═══ Provided records
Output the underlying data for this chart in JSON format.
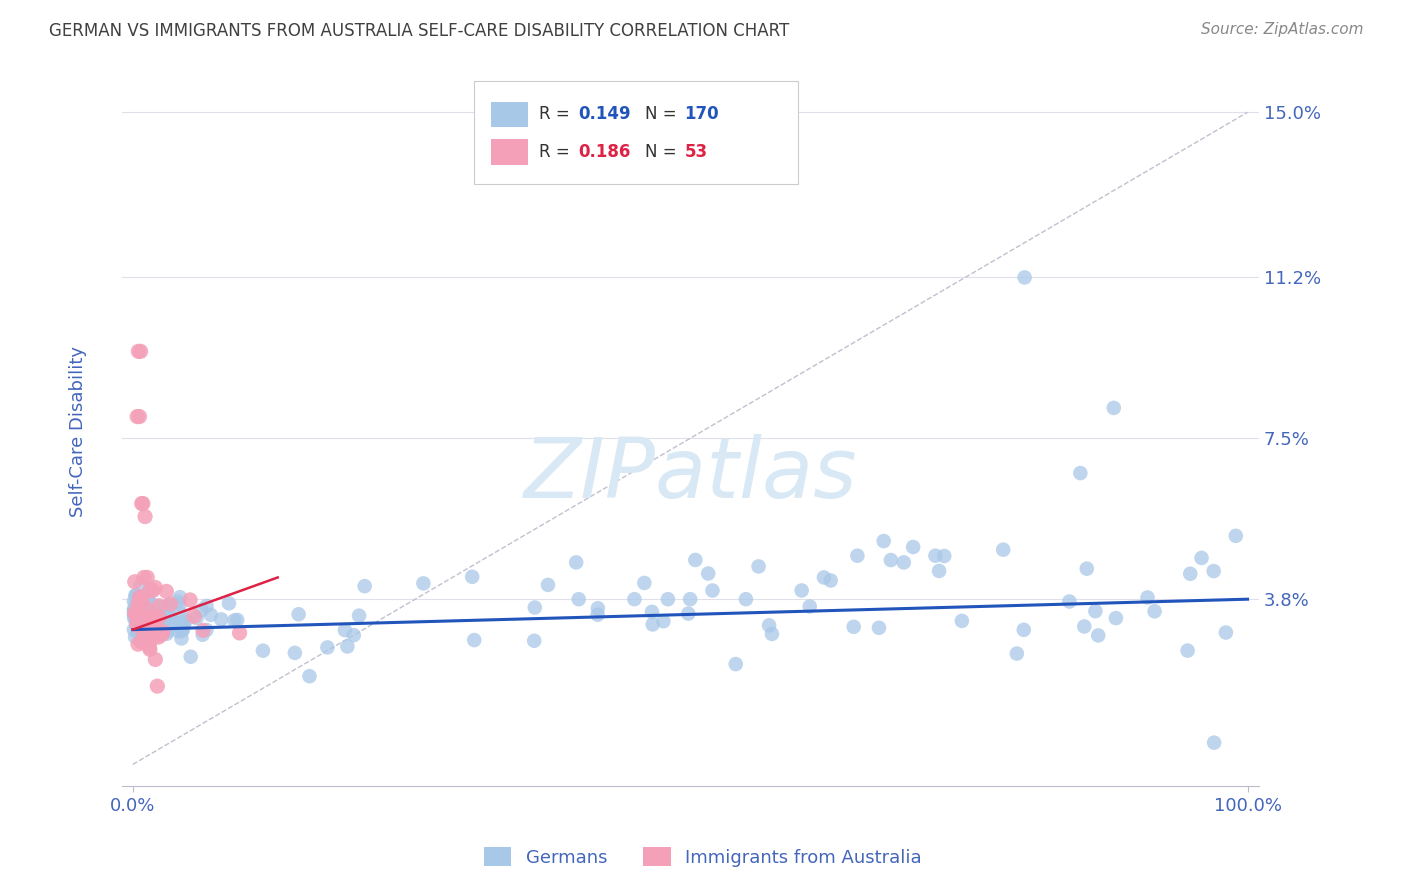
{
  "title": "GERMAN VS IMMIGRANTS FROM AUSTRALIA SELF-CARE DISABILITY CORRELATION CHART",
  "source_text": "Source: ZipAtlas.com",
  "ylabel": "Self-Care Disability",
  "x_min": 0.0,
  "x_max": 1.0,
  "y_min": -0.005,
  "y_max": 0.158,
  "x_tick_labels": [
    "0.0%",
    "100.0%"
  ],
  "y_tick_labels": [
    "3.8%",
    "7.5%",
    "11.2%",
    "15.0%"
  ],
  "y_tick_values": [
    0.038,
    0.075,
    0.112,
    0.15
  ],
  "legend_R_blue": "0.149",
  "legend_N_blue": "170",
  "legend_R_pink": "0.186",
  "legend_N_pink": "53",
  "blue_color": "#A8C8E8",
  "pink_color": "#F4A0B8",
  "trend_blue_color": "#2255BB",
  "trend_pink_color": "#DD2244",
  "diagonal_color": "#C0C0D0",
  "grid_color": "#E0E0EC",
  "label_color": "#4466BB",
  "title_color": "#404040",
  "watermark_color": "#D8E8F4",
  "blue_trend_x0": 0.0,
  "blue_trend_y0": 0.031,
  "blue_trend_x1": 1.0,
  "blue_trend_y1": 0.038,
  "pink_trend_x0": 0.0,
  "pink_trend_y0": 0.031,
  "pink_trend_x1": 0.13,
  "pink_trend_y1": 0.043
}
══════
Your task »
Keep the pictures out and write out the records exactly.

Worked solution »
Output the underlying data for this chart in JSON format.
{
  "title": "GERMAN VS IMMIGRANTS FROM AUSTRALIA SELF-CARE DISABILITY CORRELATION CHART",
  "source_text": "Source: ZipAtlas.com",
  "ylabel": "Self-Care Disability",
  "x_min": 0.0,
  "x_max": 1.0,
  "y_min": -0.005,
  "y_max": 0.158,
  "x_tick_labels": [
    "0.0%",
    "100.0%"
  ],
  "y_tick_labels": [
    "3.8%",
    "7.5%",
    "11.2%",
    "15.0%"
  ],
  "y_tick_values": [
    0.038,
    0.075,
    0.112,
    0.15
  ],
  "legend_R_blue": "0.149",
  "legend_N_blue": "170",
  "legend_R_pink": "0.186",
  "legend_N_pink": "53",
  "blue_color": "#A8C8E8",
  "pink_color": "#F4A0B8",
  "trend_blue_color": "#2255BB",
  "trend_pink_color": "#DD2244",
  "diagonal_color": "#C0C0D0",
  "grid_color": "#E0E0EC",
  "label_color": "#4466BB",
  "title_color": "#404040",
  "watermark_color": "#D8E8F4",
  "blue_trend_x0": 0.0,
  "blue_trend_y0": 0.031,
  "blue_trend_x1": 1.0,
  "blue_trend_y1": 0.038,
  "pink_trend_x0": 0.0,
  "pink_trend_y0": 0.031,
  "pink_trend_x1": 0.13,
  "pink_trend_y1": 0.043
}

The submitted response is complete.